PROBLEM TO SOLVE. Exactly as they appear, copy the lines of the listing from the one containing "Read this page and output its text content." through the final line, both included, and nothing else.

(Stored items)
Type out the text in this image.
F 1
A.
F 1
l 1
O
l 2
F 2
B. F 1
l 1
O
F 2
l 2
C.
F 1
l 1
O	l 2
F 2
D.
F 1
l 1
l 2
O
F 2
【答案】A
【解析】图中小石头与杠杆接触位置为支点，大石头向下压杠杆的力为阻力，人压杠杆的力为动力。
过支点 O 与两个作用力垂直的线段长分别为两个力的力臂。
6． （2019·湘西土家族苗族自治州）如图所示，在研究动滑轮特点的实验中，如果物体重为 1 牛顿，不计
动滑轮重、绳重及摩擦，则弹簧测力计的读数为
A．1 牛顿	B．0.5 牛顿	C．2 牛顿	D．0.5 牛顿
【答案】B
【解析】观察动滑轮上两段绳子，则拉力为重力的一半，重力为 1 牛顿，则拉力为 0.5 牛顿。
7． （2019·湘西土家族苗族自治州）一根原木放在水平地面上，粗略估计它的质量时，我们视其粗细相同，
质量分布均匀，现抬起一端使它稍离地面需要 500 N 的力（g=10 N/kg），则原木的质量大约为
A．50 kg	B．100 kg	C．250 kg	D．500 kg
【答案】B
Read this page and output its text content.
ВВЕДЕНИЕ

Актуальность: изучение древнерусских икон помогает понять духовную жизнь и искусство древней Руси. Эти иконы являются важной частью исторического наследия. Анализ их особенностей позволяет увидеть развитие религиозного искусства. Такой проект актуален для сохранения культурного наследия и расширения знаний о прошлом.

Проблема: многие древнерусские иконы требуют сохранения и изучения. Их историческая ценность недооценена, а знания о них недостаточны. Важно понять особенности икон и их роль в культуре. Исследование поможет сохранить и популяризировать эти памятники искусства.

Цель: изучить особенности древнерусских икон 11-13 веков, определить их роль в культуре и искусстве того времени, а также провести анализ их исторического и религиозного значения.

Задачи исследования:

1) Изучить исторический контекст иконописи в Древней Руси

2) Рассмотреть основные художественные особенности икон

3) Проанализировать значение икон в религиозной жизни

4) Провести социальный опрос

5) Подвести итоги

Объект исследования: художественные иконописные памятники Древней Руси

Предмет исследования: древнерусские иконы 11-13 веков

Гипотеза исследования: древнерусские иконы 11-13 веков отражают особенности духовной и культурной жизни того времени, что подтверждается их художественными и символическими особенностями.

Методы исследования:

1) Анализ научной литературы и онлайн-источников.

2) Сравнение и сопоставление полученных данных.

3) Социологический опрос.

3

ANSWER TO THE EXERCISE.
Read this page and output its text content.
ВВЕДЕНИЕ

Актуальность: изучение древнерусских икон помогает понять духовную жизнь и искусство древней Руси. Эти иконы являются важной частью исторического наследия. Анализ их особенностей позволяет увидеть развитие религиозного искусства. Такой проект актуален для сохранения культурного наследия и расширения знаний о прошлом.

Проблема: многие древнерусские иконы требуют сохранения и изучения. Их историческая ценность недооценена, а знания о них недостаточны. Важно понять особенности икон и их роль в культуре. Исследование поможет сохранить и популяризировать эти памятники искусства.

Цель: изучить особенности древнерусских икон 11-13 веков, определить их роль в культуре и искусстве того времени, а также провести анализ их исторического и религиозного значения.

Задачи исследования:

1) Изучить исторический контекст иконописи в Древней Руси

2) Рассмотреть основные художественные особенности икон

3) Проанализировать значение икон в религиозной жизни

4) Провести социальный опрос

5) Подвести итоги

Объект исследования: художественные иконописные памятники Древней Руси

Предмет исследования: древнерусские иконы 11-13 веков

Гипотеза исследования: древнерусские иконы 11-13 веков отражают особенности духовной и культурной жизни того времени, что подтверждается их художественными и символическими особенностями.

Методы исследования:

1) Анализ научной литературы и онлайн-источников.

2) Сравнение и сопоставление полученных данных.

3) Социологический опрос.

3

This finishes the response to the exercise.